======== PROVIDED ENTRIES

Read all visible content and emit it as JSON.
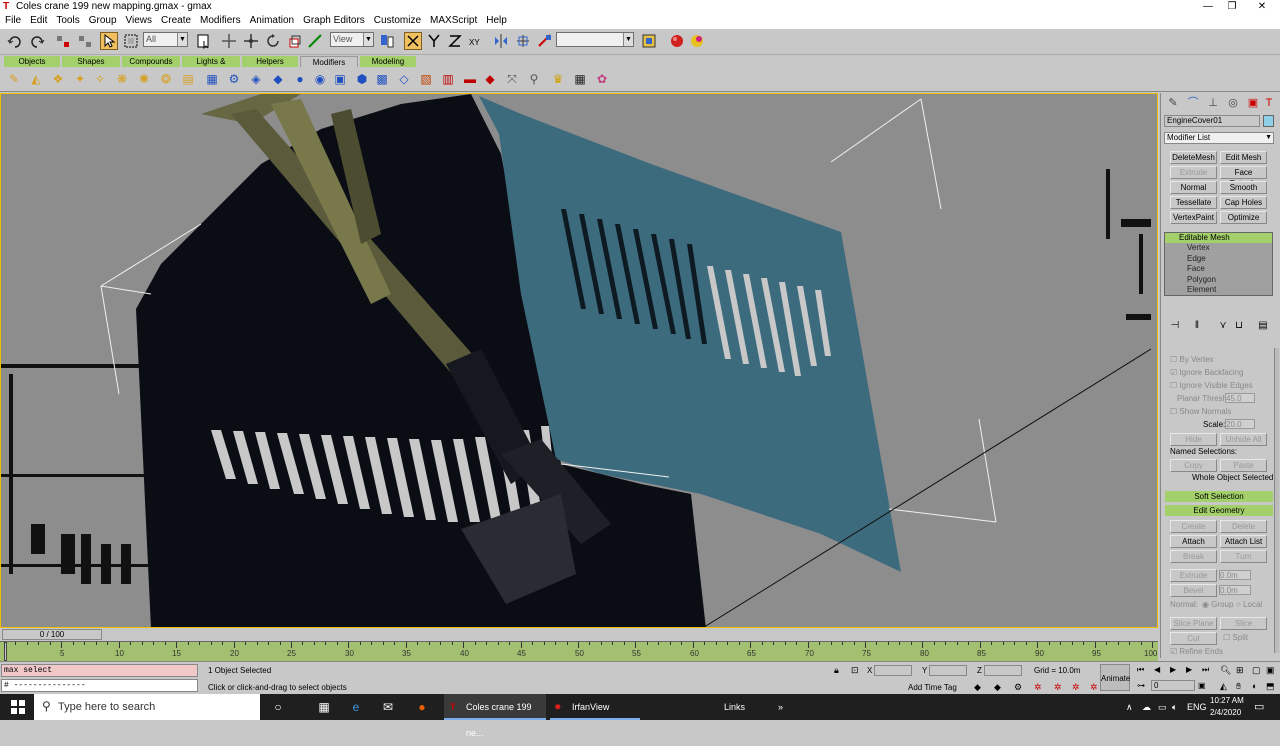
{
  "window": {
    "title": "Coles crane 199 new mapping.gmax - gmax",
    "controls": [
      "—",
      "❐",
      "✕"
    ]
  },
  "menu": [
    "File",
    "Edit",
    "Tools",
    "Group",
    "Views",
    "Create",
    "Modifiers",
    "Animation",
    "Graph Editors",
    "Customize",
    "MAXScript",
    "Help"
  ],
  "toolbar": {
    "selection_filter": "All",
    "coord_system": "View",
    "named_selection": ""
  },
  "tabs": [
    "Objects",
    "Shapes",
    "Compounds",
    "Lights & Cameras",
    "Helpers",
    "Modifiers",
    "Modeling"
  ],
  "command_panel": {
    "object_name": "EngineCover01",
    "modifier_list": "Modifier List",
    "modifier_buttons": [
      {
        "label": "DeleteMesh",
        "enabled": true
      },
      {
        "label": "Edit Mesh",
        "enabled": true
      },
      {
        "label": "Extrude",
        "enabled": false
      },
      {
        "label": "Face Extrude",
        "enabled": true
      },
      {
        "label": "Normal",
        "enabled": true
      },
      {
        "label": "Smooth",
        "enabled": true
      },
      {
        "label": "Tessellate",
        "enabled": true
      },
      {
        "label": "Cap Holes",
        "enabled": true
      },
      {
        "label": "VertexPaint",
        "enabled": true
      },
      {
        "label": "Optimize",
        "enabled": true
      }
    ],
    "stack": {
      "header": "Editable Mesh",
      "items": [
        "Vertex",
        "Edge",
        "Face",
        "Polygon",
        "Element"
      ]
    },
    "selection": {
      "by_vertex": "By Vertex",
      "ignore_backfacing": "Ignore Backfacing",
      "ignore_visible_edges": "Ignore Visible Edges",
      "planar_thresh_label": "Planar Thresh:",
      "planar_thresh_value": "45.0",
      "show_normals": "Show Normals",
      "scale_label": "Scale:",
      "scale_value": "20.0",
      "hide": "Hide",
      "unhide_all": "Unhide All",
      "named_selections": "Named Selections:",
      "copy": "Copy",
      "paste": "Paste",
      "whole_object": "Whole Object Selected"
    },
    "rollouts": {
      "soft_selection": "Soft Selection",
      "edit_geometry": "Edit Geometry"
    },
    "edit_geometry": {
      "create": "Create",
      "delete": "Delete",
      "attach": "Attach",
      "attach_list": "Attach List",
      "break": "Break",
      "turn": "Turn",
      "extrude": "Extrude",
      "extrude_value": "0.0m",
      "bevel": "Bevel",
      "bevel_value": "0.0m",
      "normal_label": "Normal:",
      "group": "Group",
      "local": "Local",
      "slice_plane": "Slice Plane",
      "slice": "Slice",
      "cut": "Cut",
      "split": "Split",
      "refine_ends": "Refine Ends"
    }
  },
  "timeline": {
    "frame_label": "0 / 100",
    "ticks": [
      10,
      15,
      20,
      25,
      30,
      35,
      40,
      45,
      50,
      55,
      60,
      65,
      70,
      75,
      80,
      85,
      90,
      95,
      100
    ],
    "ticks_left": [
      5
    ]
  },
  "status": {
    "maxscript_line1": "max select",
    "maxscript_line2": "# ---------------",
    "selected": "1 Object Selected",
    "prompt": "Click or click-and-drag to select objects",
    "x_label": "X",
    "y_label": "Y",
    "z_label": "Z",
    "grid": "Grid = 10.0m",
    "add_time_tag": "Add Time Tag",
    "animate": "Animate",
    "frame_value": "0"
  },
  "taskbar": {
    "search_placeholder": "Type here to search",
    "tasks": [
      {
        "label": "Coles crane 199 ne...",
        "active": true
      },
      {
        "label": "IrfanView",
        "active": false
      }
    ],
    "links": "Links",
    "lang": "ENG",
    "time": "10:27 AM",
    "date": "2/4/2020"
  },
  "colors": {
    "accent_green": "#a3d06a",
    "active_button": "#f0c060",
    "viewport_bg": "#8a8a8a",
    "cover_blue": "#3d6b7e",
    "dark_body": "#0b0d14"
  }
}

================

▸ **TASK INSTRUCTIONS**: Restate the whole of the material word for word without the pictures.

▸ **SOLVED EXERCISE**:
Read all visible content and emit it as JSON.
{
  "window": {
    "title": "Coles crane 199 new mapping.gmax - gmax",
    "controls": [
      "—",
      "❐",
      "✕"
    ]
  },
  "menu": [
    "File",
    "Edit",
    "Tools",
    "Group",
    "Views",
    "Create",
    "Modifiers",
    "Animation",
    "Graph Editors",
    "Customize",
    "MAXScript",
    "Help"
  ],
  "toolbar": {
    "selection_filter": "All",
    "coord_system": "View",
    "named_selection": ""
  },
  "tabs": [
    "Objects",
    "Shapes",
    "Compounds",
    "Lights & Cameras",
    "Helpers",
    "Modifiers",
    "Modeling"
  ],
  "command_panel": {
    "object_name": "EngineCover01",
    "modifier_list": "Modifier List",
    "modifier_buttons": [
      {
        "label": "DeleteMesh",
        "enabled": true
      },
      {
        "label": "Edit Mesh",
        "enabled": true
      },
      {
        "label": "Extrude",
        "enabled": false
      },
      {
        "label": "Face Extrude",
        "enabled": true
      },
      {
        "label": "Normal",
        "enabled": true
      },
      {
        "label": "Smooth",
        "enabled": true
      },
      {
        "label": "Tessellate",
        "enabled": true
      },
      {
        "label": "Cap Holes",
        "enabled": true
      },
      {
        "label": "VertexPaint",
        "enabled": true
      },
      {
        "label": "Optimize",
        "enabled": true
      }
    ],
    "stack": {
      "header": "Editable Mesh",
      "items": [
        "Vertex",
        "Edge",
        "Face",
        "Polygon",
        "Element"
      ]
    },
    "selection": {
      "by_vertex": "By Vertex",
      "ignore_backfacing": "Ignore Backfacing",
      "ignore_visible_edges": "Ignore Visible Edges",
      "planar_thresh_label": "Planar Thresh:",
      "planar_thresh_value": "45.0",
      "show_normals": "Show Normals",
      "scale_label": "Scale:",
      "scale_value": "20.0",
      "hide": "Hide",
      "unhide_all": "Unhide All",
      "named_selections": "Named Selections:",
      "copy": "Copy",
      "paste": "Paste",
      "whole_object": "Whole Object Selected"
    },
    "rollouts": {
      "soft_selection": "Soft Selection",
      "edit_geometry": "Edit Geometry"
    },
    "edit_geometry": {
      "create": "Create",
      "delete": "Delete",
      "attach": "Attach",
      "attach_list": "Attach List",
      "break": "Break",
      "turn": "Turn",
      "extrude": "Extrude",
      "extrude_value": "0.0m",
      "bevel": "Bevel",
      "bevel_value": "0.0m",
      "normal_label": "Normal:",
      "group": "Group",
      "local": "Local",
      "slice_plane": "Slice Plane",
      "slice": "Slice",
      "cut": "Cut",
      "split": "Split",
      "refine_ends": "Refine Ends"
    }
  },
  "timeline": {
    "frame_label": "0 / 100",
    "ticks": [
      10,
      15,
      20,
      25,
      30,
      35,
      40,
      45,
      50,
      55,
      60,
      65,
      70,
      75,
      80,
      85,
      90,
      95,
      100
    ],
    "ticks_left": [
      5
    ]
  },
  "status": {
    "maxscript_line1": "max select",
    "maxscript_line2": "# ---------------",
    "selected": "1 Object Selected",
    "prompt": "Click or click-and-drag to select objects",
    "x_label": "X",
    "y_label": "Y",
    "z_label": "Z",
    "grid": "Grid = 10.0m",
    "add_time_tag": "Add Time Tag",
    "animate": "Animate",
    "frame_value": "0"
  },
  "taskbar": {
    "search_placeholder": "Type here to search",
    "tasks": [
      {
        "label": "Coles crane 199 ne...",
        "active": true
      },
      {
        "label": "IrfanView",
        "active": false
      }
    ],
    "links": "Links",
    "lang": "ENG",
    "time": "10:27 AM",
    "date": "2/4/2020"
  },
  "colors": {
    "accent_green": "#a3d06a",
    "active_button": "#f0c060",
    "viewport_bg": "#8a8a8a",
    "cover_blue": "#3d6b7e",
    "dark_body": "#0b0d14"
  }
}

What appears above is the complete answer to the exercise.